■ Aim of the exercise: Only the number is wanted: count the lines that include the word "deaths".

[Dataset rows about figures]
# # # # #
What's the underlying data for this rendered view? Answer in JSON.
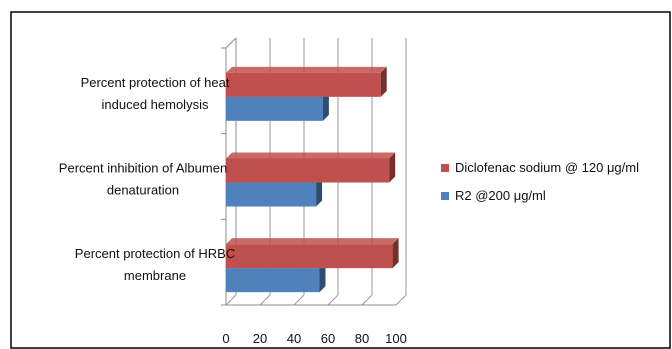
{
  "chart_data": {
    "type": "bar",
    "orientation": "horizontal",
    "categories": [
      "Percent protection of HRBC membrane",
      "Percent inhibition of Albumen denaturation",
      "Percent protection of heat induced hemolysis"
    ],
    "category_label_lines": [
      [
        "Percent protection of HRBC",
        "membrane"
      ],
      [
        "Percent inhibition of Albumen",
        "denaturation"
      ],
      [
        "Percent protection of heat",
        "induced hemolysis"
      ]
    ],
    "series": [
      {
        "name": "R2 @200 μg/ml",
        "values": [
          55,
          53,
          57
        ],
        "color": "#4f81bd"
      },
      {
        "name": "Diclofenac sodium @ 120 μg/ml",
        "values": [
          98,
          96,
          91
        ],
        "color": "#c0504d"
      }
    ],
    "xlim": [
      0,
      100
    ],
    "xticks": [
      0,
      20,
      40,
      60,
      80,
      100
    ],
    "grid": true,
    "three_d": true,
    "legend_position": "right",
    "legend_order": [
      "Diclofenac sodium @ 120 μg/ml",
      "R2 @200 μg/ml"
    ]
  }
}
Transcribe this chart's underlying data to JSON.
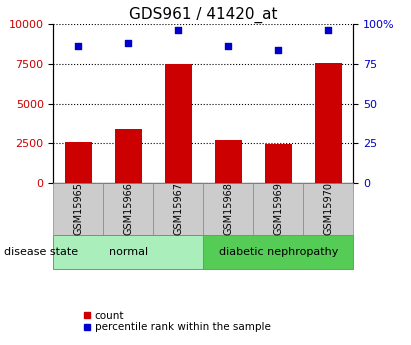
{
  "title": "GDS961 / 41420_at",
  "samples": [
    "GSM15965",
    "GSM15966",
    "GSM15967",
    "GSM15968",
    "GSM15969",
    "GSM15970"
  ],
  "counts": [
    2550,
    3400,
    7500,
    2700,
    2450,
    7550
  ],
  "percentile_ranks": [
    86,
    88,
    96,
    86,
    84,
    96
  ],
  "ylim_left": [
    0,
    10000
  ],
  "ylim_right": [
    0,
    100
  ],
  "yticks_left": [
    0,
    2500,
    5000,
    7500,
    10000
  ],
  "yticks_right": [
    0,
    25,
    50,
    75,
    100
  ],
  "ytick_labels_left": [
    "0",
    "2500",
    "5000",
    "7500",
    "10000"
  ],
  "ytick_labels_right": [
    "0",
    "25",
    "50",
    "75",
    "100%"
  ],
  "bar_color": "#cc0000",
  "dot_color": "#0000cc",
  "normal_color": "#aaeebb",
  "diabetic_color": "#55cc55",
  "sample_box_color": "#cccccc",
  "disease_label": "disease state",
  "normal_label": "normal",
  "diabetic_label": "diabetic nephropathy",
  "legend_count": "count",
  "legend_pct": "percentile rank within the sample",
  "title_fontsize": 11,
  "tick_label_fontsize": 8,
  "sample_fontsize": 7
}
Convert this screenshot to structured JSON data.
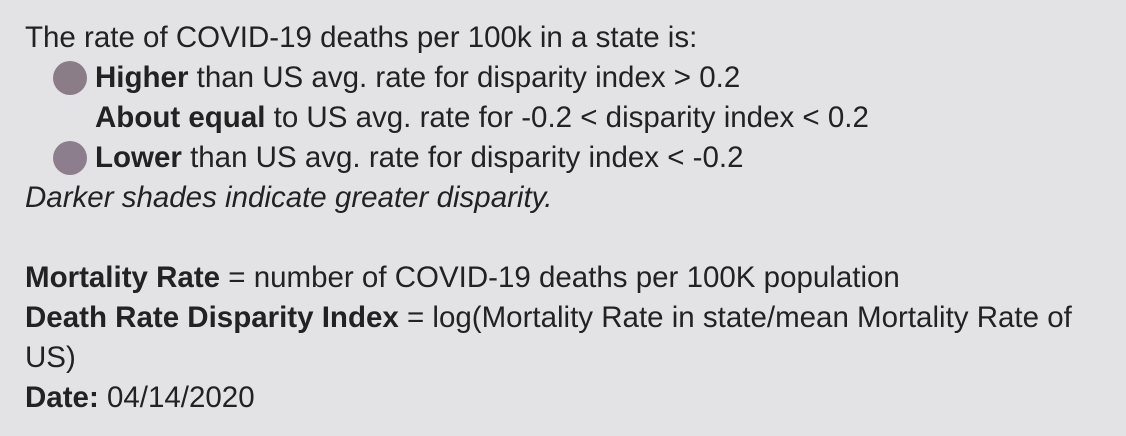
{
  "legend": {
    "intro": "The rate of COVID-19 deaths per 100k in a state is:",
    "items": [
      {
        "label_bold": "Higher",
        "label_rest": " than US avg. rate for disparity index > 0.2",
        "swatch_color": "#8a7d88",
        "swatch_icon": "circle-swatch"
      },
      {
        "label_bold": "About equal",
        "label_rest": " to US avg. rate for -0.2 < disparity index < 0.2"
      },
      {
        "label_bold": "Lower",
        "label_rest": " than US avg. rate for disparity index < -0.2",
        "swatch_color": "#8d7e8d",
        "swatch_icon": "circle-swatch"
      }
    ],
    "note": "Darker shades indicate greater disparity."
  },
  "definitions": {
    "mortality_term": "Mortality Rate",
    "mortality_def": " = number of COVID-19 deaths per 100K population",
    "disparity_term": "Death Rate Disparity Index",
    "disparity_def": " = log(Mortality Rate in state/mean Mortality Rate of US)",
    "date_label": "Date:",
    "date_value": " 04/14/2020"
  }
}
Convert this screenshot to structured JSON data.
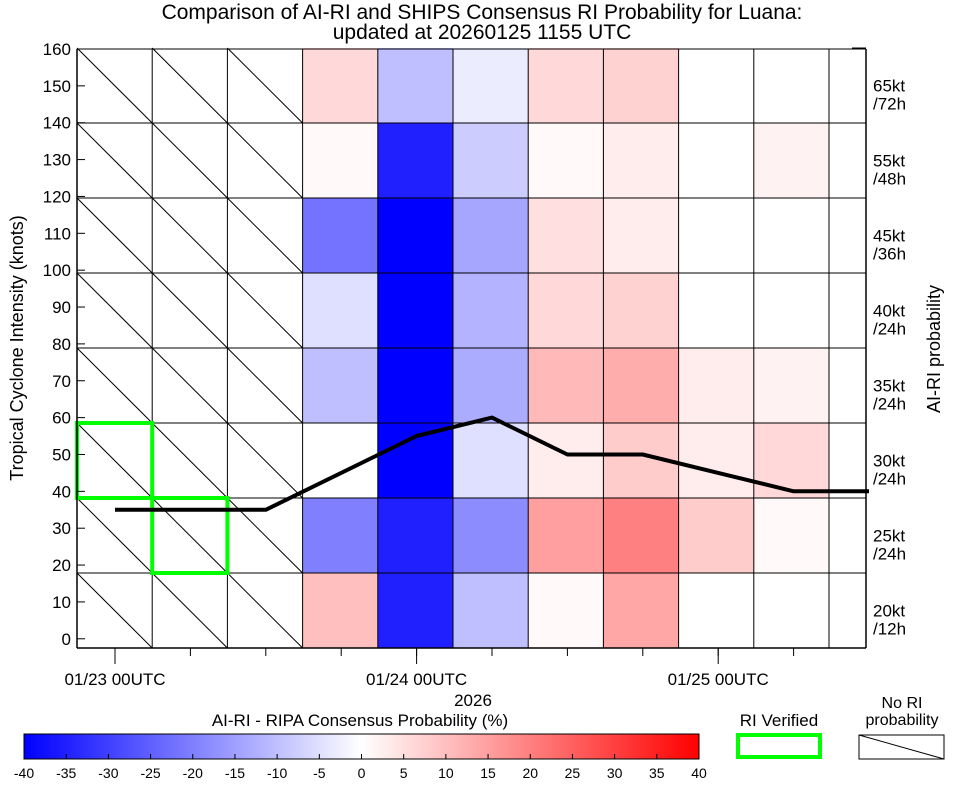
{
  "title_line1": "Comparison of AI-RI and SHIPS Consensus RI Probability for Luana:",
  "title_line2": "updated at 20260125 1155 UTC",
  "ylabel": "Tropical Cyclone Intensity (knots)",
  "right_label": "AI-RI probability",
  "xlabel": "2026",
  "legend": {
    "colorbar_title": "AI-RI - RIPA Consensus Probability (%)",
    "colorbar_ticks": [
      "-40",
      "-35",
      "-30",
      "-25",
      "-20",
      "-15",
      "-10",
      "-5",
      "0",
      "5",
      "10",
      "15",
      "20",
      "25",
      "30",
      "35",
      "40"
    ],
    "verified_label": "RI Verified",
    "no_ri_label_line1": "No RI",
    "no_ri_label_line2": "probability"
  },
  "colors": {
    "negative": "#0000ff",
    "positive": "#ff0000",
    "track": "#000000",
    "verified": "#00ff00"
  },
  "chart_data": {
    "type": "heatmap",
    "title": "Comparison of AI-RI and SHIPS Consensus RI Probability for Luana: updated at 20260125 1155 UTC",
    "xlabel": "2026",
    "ylabel": "Tropical Cyclone Intensity (knots)",
    "ylim": [
      -2.5,
      160
    ],
    "y_ticks": [
      "0",
      "10",
      "20",
      "30",
      "40",
      "50",
      "60",
      "70",
      "80",
      "90",
      "100",
      "110",
      "120",
      "130",
      "140",
      "150",
      "160"
    ],
    "x_ticks": [
      "01/23 00UTC",
      "01/24 00UTC",
      "01/25 00UTC"
    ],
    "x_tick_times_h": [
      0,
      24,
      48
    ],
    "columns_time_h": [
      0,
      6,
      12,
      18,
      24,
      30,
      36,
      42,
      48,
      54
    ],
    "rows_thresholds": [
      {
        "label": "20kt /12h",
        "line1": "20kt",
        "line2": "/12h"
      },
      {
        "label": "25kt /24h",
        "line1": "25kt",
        "line2": "/24h"
      },
      {
        "label": "30kt /24h",
        "line1": "30kt",
        "line2": "/24h"
      },
      {
        "label": "35kt /24h",
        "line1": "35kt",
        "line2": "/24h"
      },
      {
        "label": "40kt /24h",
        "line1": "40kt",
        "line2": "/24h"
      },
      {
        "label": "45kt /36h",
        "line1": "45kt",
        "line2": "/36h"
      },
      {
        "label": "55kt /48h",
        "line1": "55kt",
        "line2": "/48h"
      },
      {
        "label": "65kt /72h",
        "line1": "65kt",
        "line2": "/72h"
      }
    ],
    "cell_values_percent": [
      [
        null,
        null,
        null,
        10,
        -35,
        -10,
        1,
        14,
        0,
        0
      ],
      [
        null,
        null,
        null,
        -20,
        -35,
        -18,
        15,
        20,
        8,
        1
      ],
      [
        null,
        null,
        null,
        0,
        -40,
        -5,
        3,
        8,
        3,
        6
      ],
      [
        null,
        null,
        null,
        -10,
        -40,
        -13,
        11,
        13,
        3,
        2
      ],
      [
        null,
        null,
        null,
        -5,
        -40,
        -12,
        6,
        7,
        0,
        0
      ],
      [
        null,
        null,
        null,
        -22,
        -40,
        -14,
        5,
        3,
        0,
        0
      ],
      [
        null,
        null,
        null,
        1,
        -35,
        -8,
        1,
        3,
        0,
        2
      ],
      [
        null,
        null,
        null,
        6,
        -10,
        -3,
        6,
        7,
        0,
        0
      ]
    ],
    "ri_verified_cells": [
      [
        1,
        1
      ],
      [
        2,
        0
      ]
    ],
    "track_intensity_kt": {
      "time_h": [
        0,
        12,
        24,
        30,
        36,
        42,
        48,
        54,
        60
      ],
      "values": [
        35,
        35,
        55,
        60,
        50,
        50,
        45,
        40,
        40
      ]
    },
    "colorbar": {
      "min": -40,
      "max": 40,
      "unit": "%"
    },
    "legend": [
      "RI Verified",
      "No RI probability"
    ]
  }
}
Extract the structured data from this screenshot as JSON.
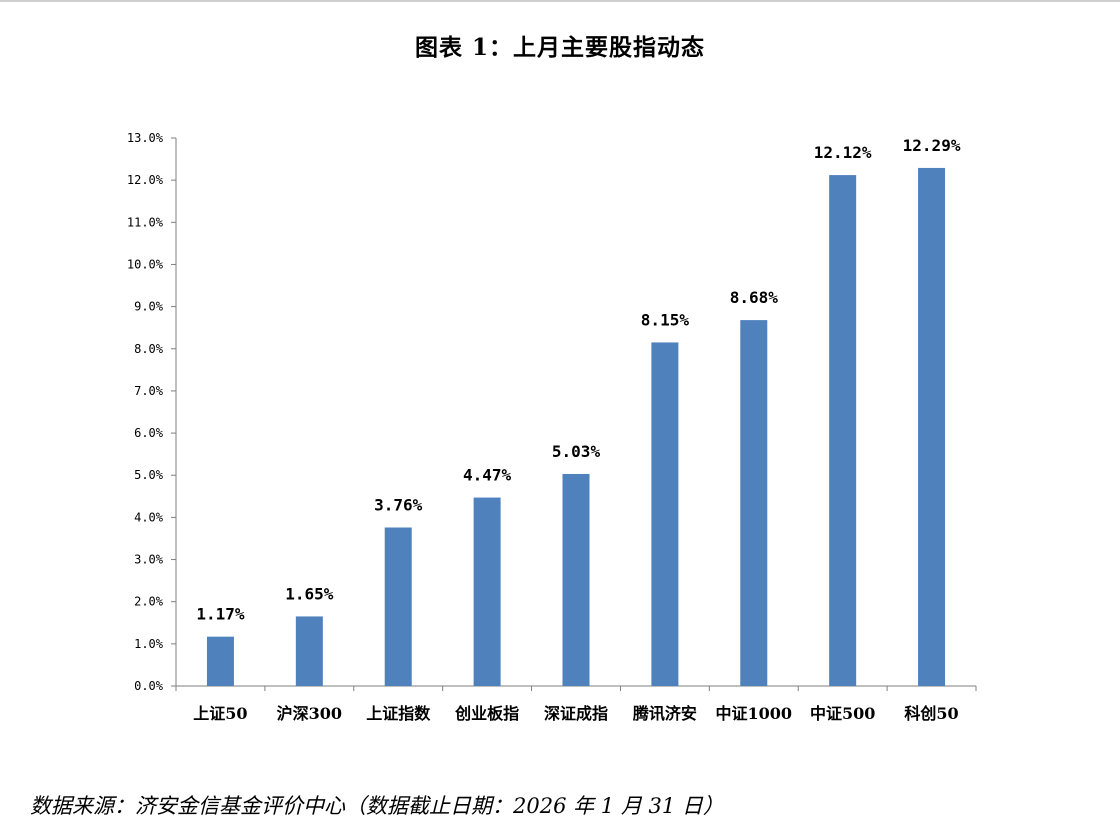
{
  "chart_data": {
    "type": "bar",
    "title": "图表 1：上月主要股指动态",
    "categories": [
      "上证50",
      "沪深300",
      "上证指数",
      "创业板指",
      "深证成指",
      "腾讯济安",
      "中证1000",
      "中证500",
      "科创50"
    ],
    "values": [
      1.17,
      1.65,
      3.76,
      4.47,
      5.03,
      8.15,
      8.68,
      12.12,
      12.29
    ],
    "data_labels": [
      "1.17%",
      "1.65%",
      "3.76%",
      "4.47%",
      "5.03%",
      "8.15%",
      "8.68%",
      "12.12%",
      "12.29%"
    ],
    "y_ticks": [
      0,
      1,
      2,
      3,
      4,
      5,
      6,
      7,
      8,
      9,
      10,
      11,
      12,
      13
    ],
    "y_tick_labels": [
      "0.0%",
      "1.0%",
      "2.0%",
      "3.0%",
      "4.0%",
      "5.0%",
      "6.0%",
      "7.0%",
      "8.0%",
      "9.0%",
      "10.0%",
      "11.0%",
      "12.0%",
      "13.0%"
    ],
    "ylim": [
      0,
      13
    ],
    "xlabel": "",
    "ylabel": "",
    "grid": false,
    "legend": "none",
    "bar_color": "#4f81bd"
  },
  "source_note": "数据来源：济安金信基金评价中心（数据截止日期：2026 年 1 月 31 日）"
}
# # # # #
■ Task response: 2